— begin Listed entries —

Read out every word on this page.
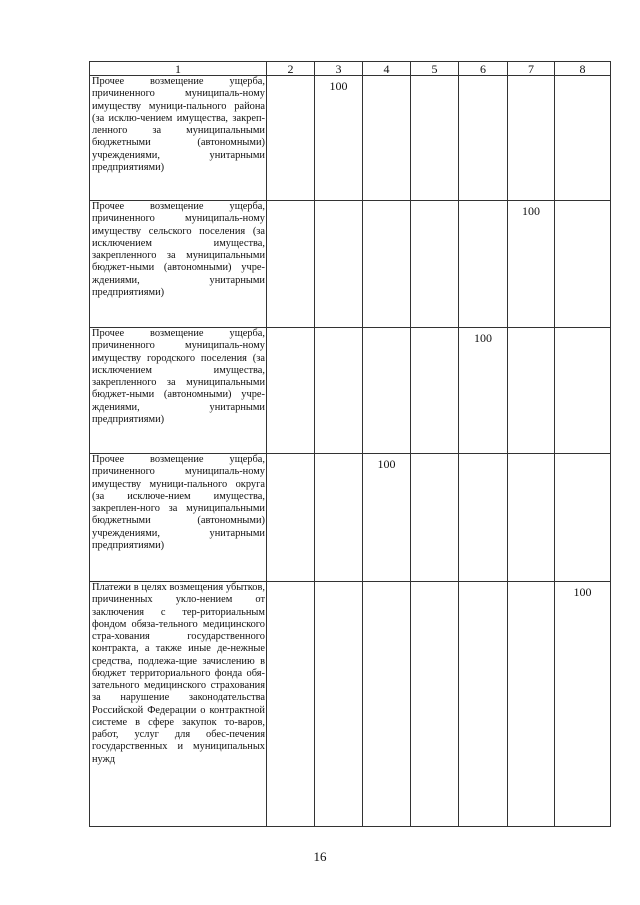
1	2	3	4	5	6	7	8
Прочее возмещение ущерба, причиненного муниципаль-ному имуществу муници-пального района (за исклю-чением имущества, закреп-ленного за муниципальными бюджетными (автономными) учреждениями, унитарными предприятиями)		100					
Прочее возмещение ущерба, причиненного муниципаль-ному имуществу сельского поселения (за исключением имущества, закрепленного за муниципальными бюджет-ными (автономными) учре-ждениями, унитарными предприятиями)						100	
Прочее возмещение ущерба, причиненного муниципаль-ному имуществу городского поселения (за исключением имущества, закрепленного за муниципальными бюджет-ными (автономными) учре-ждениями, унитарными предприятиями)					100		
Прочее возмещение ущерба, причиненного муниципаль-ному имуществу муници-пального округа (за исключе-нием имущества, закреплен-ного за муниципальными бюджетными (автономными) учреждениями, унитарными предприятиями)			100				
Платежи в целях возмещения убытков, причиненных укло-нением от заключения с тер-риториальным фондом обяза-тельного медицинского стра-хования государственного контракта, а также иные де-нежные средства, подлежа-щие зачислению в бюджет территориального фонда обя-зательного медицинского страхования за нарушение законодательства Российской Федерации о контрактной системе в сфере закупок то-варов, работ, услуг для обес-печения государственных и муниципальных нужд							100
16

— end Listed entries —

__Written exercise__
Quote the listing above in full, except for the pictures.

__Written response__
Read out every word on this page.
1	2	3	4	5	6	7	8
Прочее возмещение ущерба, причиненного муниципаль-ному имуществу муници-пального района (за исклю-чением имущества, закреп-ленного за муниципальными бюджетными (автономными) учреждениями, унитарными предприятиями)		100					
Прочее возмещение ущерба, причиненного муниципаль-ному имуществу сельского поселения (за исключением имущества, закрепленного за муниципальными бюджет-ными (автономными) учре-ждениями, унитарными предприятиями)						100	
Прочее возмещение ущерба, причиненного муниципаль-ному имуществу городского поселения (за исключением имущества, закрепленного за муниципальными бюджет-ными (автономными) учре-ждениями, унитарными предприятиями)					100		
Прочее возмещение ущерба, причиненного муниципаль-ному имуществу муници-пального округа (за исключе-нием имущества, закреплен-ного за муниципальными бюджетными (автономными) учреждениями, унитарными предприятиями)			100				
Платежи в целях возмещения убытков, причиненных укло-нением от заключения с тер-риториальным фондом обяза-тельного медицинского стра-хования государственного контракта, а также иные де-нежные средства, подлежа-щие зачислению в бюджет территориального фонда обя-зательного медицинского страхования за нарушение законодательства Российской Федерации о контрактной системе в сфере закупок то-варов, работ, услуг для обес-печения государственных и муниципальных нужд							100
16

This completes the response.